Figure collection entries
^^^^^^^^^^^^^^^^

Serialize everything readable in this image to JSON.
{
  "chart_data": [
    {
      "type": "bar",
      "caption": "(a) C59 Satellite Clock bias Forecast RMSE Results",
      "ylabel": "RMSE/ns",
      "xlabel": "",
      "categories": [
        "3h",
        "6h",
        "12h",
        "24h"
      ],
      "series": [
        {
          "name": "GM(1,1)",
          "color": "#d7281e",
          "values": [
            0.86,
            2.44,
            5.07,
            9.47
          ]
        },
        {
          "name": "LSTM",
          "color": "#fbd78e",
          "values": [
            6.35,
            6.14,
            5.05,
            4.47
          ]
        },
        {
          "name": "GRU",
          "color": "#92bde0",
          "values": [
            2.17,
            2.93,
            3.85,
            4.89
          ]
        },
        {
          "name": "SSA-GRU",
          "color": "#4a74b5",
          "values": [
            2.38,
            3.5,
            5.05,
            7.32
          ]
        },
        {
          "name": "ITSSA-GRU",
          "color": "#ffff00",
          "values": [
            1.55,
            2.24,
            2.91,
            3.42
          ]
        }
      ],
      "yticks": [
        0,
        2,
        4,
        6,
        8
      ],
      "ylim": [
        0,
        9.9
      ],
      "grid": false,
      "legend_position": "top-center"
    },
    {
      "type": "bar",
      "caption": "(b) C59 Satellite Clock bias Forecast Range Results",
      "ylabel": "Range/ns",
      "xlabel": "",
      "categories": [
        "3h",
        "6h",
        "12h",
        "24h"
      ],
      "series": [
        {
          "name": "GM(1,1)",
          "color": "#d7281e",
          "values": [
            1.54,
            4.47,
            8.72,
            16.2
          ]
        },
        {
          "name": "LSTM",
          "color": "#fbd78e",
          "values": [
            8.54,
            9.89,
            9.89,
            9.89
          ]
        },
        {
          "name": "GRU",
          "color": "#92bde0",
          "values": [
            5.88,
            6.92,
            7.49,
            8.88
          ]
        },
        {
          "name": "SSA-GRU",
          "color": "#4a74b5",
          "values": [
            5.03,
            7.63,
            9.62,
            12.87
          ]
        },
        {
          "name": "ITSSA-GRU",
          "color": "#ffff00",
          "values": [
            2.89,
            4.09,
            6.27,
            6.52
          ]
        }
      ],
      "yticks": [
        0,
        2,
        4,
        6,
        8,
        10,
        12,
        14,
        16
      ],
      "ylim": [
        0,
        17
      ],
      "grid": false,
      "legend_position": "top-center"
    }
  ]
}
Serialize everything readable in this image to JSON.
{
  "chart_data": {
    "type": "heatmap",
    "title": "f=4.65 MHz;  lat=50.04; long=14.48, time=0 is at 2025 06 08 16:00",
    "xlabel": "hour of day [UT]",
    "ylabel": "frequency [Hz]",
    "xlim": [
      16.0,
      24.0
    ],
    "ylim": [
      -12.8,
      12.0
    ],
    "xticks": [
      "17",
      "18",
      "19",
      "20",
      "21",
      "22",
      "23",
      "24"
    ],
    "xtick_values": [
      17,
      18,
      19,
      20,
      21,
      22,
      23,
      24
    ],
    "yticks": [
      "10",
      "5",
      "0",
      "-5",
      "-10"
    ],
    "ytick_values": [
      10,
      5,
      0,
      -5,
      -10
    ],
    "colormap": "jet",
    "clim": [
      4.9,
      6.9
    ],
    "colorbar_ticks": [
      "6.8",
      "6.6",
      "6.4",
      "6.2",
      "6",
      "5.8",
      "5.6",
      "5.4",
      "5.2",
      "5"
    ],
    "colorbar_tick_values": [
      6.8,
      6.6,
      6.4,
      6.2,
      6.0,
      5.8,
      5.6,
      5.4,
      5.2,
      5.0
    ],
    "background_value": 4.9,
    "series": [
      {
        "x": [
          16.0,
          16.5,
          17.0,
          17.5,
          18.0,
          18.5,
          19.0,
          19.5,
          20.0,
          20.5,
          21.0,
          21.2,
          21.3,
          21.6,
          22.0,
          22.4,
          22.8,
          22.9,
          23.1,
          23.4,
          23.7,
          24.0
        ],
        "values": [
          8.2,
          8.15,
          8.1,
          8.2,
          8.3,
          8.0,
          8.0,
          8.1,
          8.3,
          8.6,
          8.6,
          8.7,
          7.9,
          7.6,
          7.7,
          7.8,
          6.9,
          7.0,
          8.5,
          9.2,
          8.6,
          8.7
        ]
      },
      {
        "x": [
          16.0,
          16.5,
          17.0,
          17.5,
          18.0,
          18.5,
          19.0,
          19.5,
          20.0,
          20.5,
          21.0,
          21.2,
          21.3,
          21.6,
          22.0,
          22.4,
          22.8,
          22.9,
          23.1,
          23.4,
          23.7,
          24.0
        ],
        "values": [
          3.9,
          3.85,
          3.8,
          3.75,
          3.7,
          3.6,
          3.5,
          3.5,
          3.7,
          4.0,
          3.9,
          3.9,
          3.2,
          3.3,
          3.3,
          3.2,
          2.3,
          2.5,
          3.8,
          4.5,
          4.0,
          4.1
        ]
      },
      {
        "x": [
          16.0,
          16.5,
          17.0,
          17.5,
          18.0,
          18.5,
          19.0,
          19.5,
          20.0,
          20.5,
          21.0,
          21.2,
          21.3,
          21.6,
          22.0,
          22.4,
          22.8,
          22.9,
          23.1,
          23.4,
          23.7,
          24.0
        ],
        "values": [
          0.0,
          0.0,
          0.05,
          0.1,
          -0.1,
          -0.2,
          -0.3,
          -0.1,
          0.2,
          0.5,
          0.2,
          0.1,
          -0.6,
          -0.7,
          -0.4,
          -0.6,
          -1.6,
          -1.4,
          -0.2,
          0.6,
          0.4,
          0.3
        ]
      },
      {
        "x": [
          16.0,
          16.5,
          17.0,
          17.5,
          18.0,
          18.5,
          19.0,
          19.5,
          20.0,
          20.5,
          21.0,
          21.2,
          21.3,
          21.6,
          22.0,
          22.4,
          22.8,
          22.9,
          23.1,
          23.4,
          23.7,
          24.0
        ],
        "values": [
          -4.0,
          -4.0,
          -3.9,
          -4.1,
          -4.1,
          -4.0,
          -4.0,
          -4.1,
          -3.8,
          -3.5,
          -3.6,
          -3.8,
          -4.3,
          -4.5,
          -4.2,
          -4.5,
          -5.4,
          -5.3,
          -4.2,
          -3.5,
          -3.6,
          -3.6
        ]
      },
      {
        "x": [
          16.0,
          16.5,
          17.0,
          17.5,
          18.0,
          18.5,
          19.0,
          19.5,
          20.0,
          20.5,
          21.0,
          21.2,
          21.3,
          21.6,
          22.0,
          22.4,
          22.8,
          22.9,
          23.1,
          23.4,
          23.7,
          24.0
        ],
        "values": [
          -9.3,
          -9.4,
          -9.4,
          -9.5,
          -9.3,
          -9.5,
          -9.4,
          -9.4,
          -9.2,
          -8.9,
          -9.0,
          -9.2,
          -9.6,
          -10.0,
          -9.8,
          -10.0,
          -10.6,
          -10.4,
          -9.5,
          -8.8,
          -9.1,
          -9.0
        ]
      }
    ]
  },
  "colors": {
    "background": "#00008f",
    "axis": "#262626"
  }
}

^^^^^^^^^^^^^^^^

> [WHAT IS ASKED]:
The listing above should be transcribed in full, exactly as written.

> [COMPLETE RESPONSE]:
Serialize everything readable in this image to JSON.
{
  "chart_data": [
    {
      "type": "bar",
      "caption": "(a) C59 Satellite Clock bias Forecast RMSE Results",
      "ylabel": "RMSE/ns",
      "xlabel": "",
      "categories": [
        "3h",
        "6h",
        "12h",
        "24h"
      ],
      "series": [
        {
          "name": "GM(1,1)",
          "color": "#d7281e",
          "values": [
            0.86,
            2.44,
            5.07,
            9.47
          ]
        },
        {
          "name": "LSTM",
          "color": "#fbd78e",
          "values": [
            6.35,
            6.14,
            5.05,
            4.47
          ]
        },
        {
          "name": "GRU",
          "color": "#92bde0",
          "values": [
            2.17,
            2.93,
            3.85,
            4.89
          ]
        },
        {
          "name": "SSA-GRU",
          "color": "#4a74b5",
          "values": [
            2.38,
            3.5,
            5.05,
            7.32
          ]
        },
        {
          "name": "ITSSA-GRU",
          "color": "#ffff00",
          "values": [
            1.55,
            2.24,
            2.91,
            3.42
          ]
        }
      ],
      "yticks": [
        0,
        2,
        4,
        6,
        8
      ],
      "ylim": [
        0,
        9.9
      ],
      "grid": false,
      "legend_position": "top-center"
    },
    {
      "type": "bar",
      "caption": "(b) C59 Satellite Clock bias Forecast Range Results",
      "ylabel": "Range/ns",
      "xlabel": "",
      "categories": [
        "3h",
        "6h",
        "12h",
        "24h"
      ],
      "series": [
        {
          "name": "GM(1,1)",
          "color": "#d7281e",
          "values": [
            1.54,
            4.47,
            8.72,
            16.2
          ]
        },
        {
          "name": "LSTM",
          "color": "#fbd78e",
          "values": [
            8.54,
            9.89,
            9.89,
            9.89
          ]
        },
        {
          "name": "GRU",
          "color": "#92bde0",
          "values": [
            5.88,
            6.92,
            7.49,
            8.88
          ]
        },
        {
          "name": "SSA-GRU",
          "color": "#4a74b5",
          "values": [
            5.03,
            7.63,
            9.62,
            12.87
          ]
        },
        {
          "name": "ITSSA-GRU",
          "color": "#ffff00",
          "values": [
            2.89,
            4.09,
            6.27,
            6.52
          ]
        }
      ],
      "yticks": [
        0,
        2,
        4,
        6,
        8,
        10,
        12,
        14,
        16
      ],
      "ylim": [
        0,
        17
      ],
      "grid": false,
      "legend_position": "top-center"
    }
  ]
}
Serialize everything readable in this image to JSON.
{
  "chart_data": {
    "type": "heatmap",
    "title": "f=4.65 MHz;  lat=50.04; long=14.48, time=0 is at 2025 06 08 16:00",
    "xlabel": "hour of day [UT]",
    "ylabel": "frequency [Hz]",
    "xlim": [
      16.0,
      24.0
    ],
    "ylim": [
      -12.8,
      12.0
    ],
    "xticks": [
      "17",
      "18",
      "19",
      "20",
      "21",
      "22",
      "23",
      "24"
    ],
    "xtick_values": [
      17,
      18,
      19,
      20,
      21,
      22,
      23,
      24
    ],
    "yticks": [
      "10",
      "5",
      "0",
      "-5",
      "-10"
    ],
    "ytick_values": [
      10,
      5,
      0,
      -5,
      -10
    ],
    "colormap": "jet",
    "clim": [
      4.9,
      6.9
    ],
    "colorbar_ticks": [
      "6.8",
      "6.6",
      "6.4",
      "6.2",
      "6",
      "5.8",
      "5.6",
      "5.4",
      "5.2",
      "5"
    ],
    "colorbar_tick_values": [
      6.8,
      6.6,
      6.4,
      6.2,
      6.0,
      5.8,
      5.6,
      5.4,
      5.2,
      5.0
    ],
    "background_value": 4.9,
    "series": [
      {
        "x": [
          16.0,
          16.5,
          17.0,
          17.5,
          18.0,
          18.5,
          19.0,
          19.5,
          20.0,
          20.5,
          21.0,
          21.2,
          21.3,
          21.6,
          22.0,
          22.4,
          22.8,
          22.9,
          23.1,
          23.4,
          23.7,
          24.0
        ],
        "values": [
          8.2,
          8.15,
          8.1,
          8.2,
          8.3,
          8.0,
          8.0,
          8.1,
          8.3,
          8.6,
          8.6,
          8.7,
          7.9,
          7.6,
          7.7,
          7.8,
          6.9,
          7.0,
          8.5,
          9.2,
          8.6,
          8.7
        ]
      },
      {
        "x": [
          16.0,
          16.5,
          17.0,
          17.5,
          18.0,
          18.5,
          19.0,
          19.5,
          20.0,
          20.5,
          21.0,
          21.2,
          21.3,
          21.6,
          22.0,
          22.4,
          22.8,
          22.9,
          23.1,
          23.4,
          23.7,
          24.0
        ],
        "values": [
          3.9,
          3.85,
          3.8,
          3.75,
          3.7,
          3.6,
          3.5,
          3.5,
          3.7,
          4.0,
          3.9,
          3.9,
          3.2,
          3.3,
          3.3,
          3.2,
          2.3,
          2.5,
          3.8,
          4.5,
          4.0,
          4.1
        ]
      },
      {
        "x": [
          16.0,
          16.5,
          17.0,
          17.5,
          18.0,
          18.5,
          19.0,
          19.5,
          20.0,
          20.5,
          21.0,
          21.2,
          21.3,
          21.6,
          22.0,
          22.4,
          22.8,
          22.9,
          23.1,
          23.4,
          23.7,
          24.0
        ],
        "values": [
          0.0,
          0.0,
          0.05,
          0.1,
          -0.1,
          -0.2,
          -0.3,
          -0.1,
          0.2,
          0.5,
          0.2,
          0.1,
          -0.6,
          -0.7,
          -0.4,
          -0.6,
          -1.6,
          -1.4,
          -0.2,
          0.6,
          0.4,
          0.3
        ]
      },
      {
        "x": [
          16.0,
          16.5,
          17.0,
          17.5,
          18.0,
          18.5,
          19.0,
          19.5,
          20.0,
          20.5,
          21.0,
          21.2,
          21.3,
          21.6,
          22.0,
          22.4,
          22.8,
          22.9,
          23.1,
          23.4,
          23.7,
          24.0
        ],
        "values": [
          -4.0,
          -4.0,
          -3.9,
          -4.1,
          -4.1,
          -4.0,
          -4.0,
          -4.1,
          -3.8,
          -3.5,
          -3.6,
          -3.8,
          -4.3,
          -4.5,
          -4.2,
          -4.5,
          -5.4,
          -5.3,
          -4.2,
          -3.5,
          -3.6,
          -3.6
        ]
      },
      {
        "x": [
          16.0,
          16.5,
          17.0,
          17.5,
          18.0,
          18.5,
          19.0,
          19.5,
          20.0,
          20.5,
          21.0,
          21.2,
          21.3,
          21.6,
          22.0,
          22.4,
          22.8,
          22.9,
          23.1,
          23.4,
          23.7,
          24.0
        ],
        "values": [
          -9.3,
          -9.4,
          -9.4,
          -9.5,
          -9.3,
          -9.5,
          -9.4,
          -9.4,
          -9.2,
          -8.9,
          -9.0,
          -9.2,
          -9.6,
          -10.0,
          -9.8,
          -10.0,
          -10.6,
          -10.4,
          -9.5,
          -8.8,
          -9.1,
          -9.0
        ]
      }
    ]
  },
  "colors": {
    "background": "#00008f",
    "axis": "#262626"
  }
}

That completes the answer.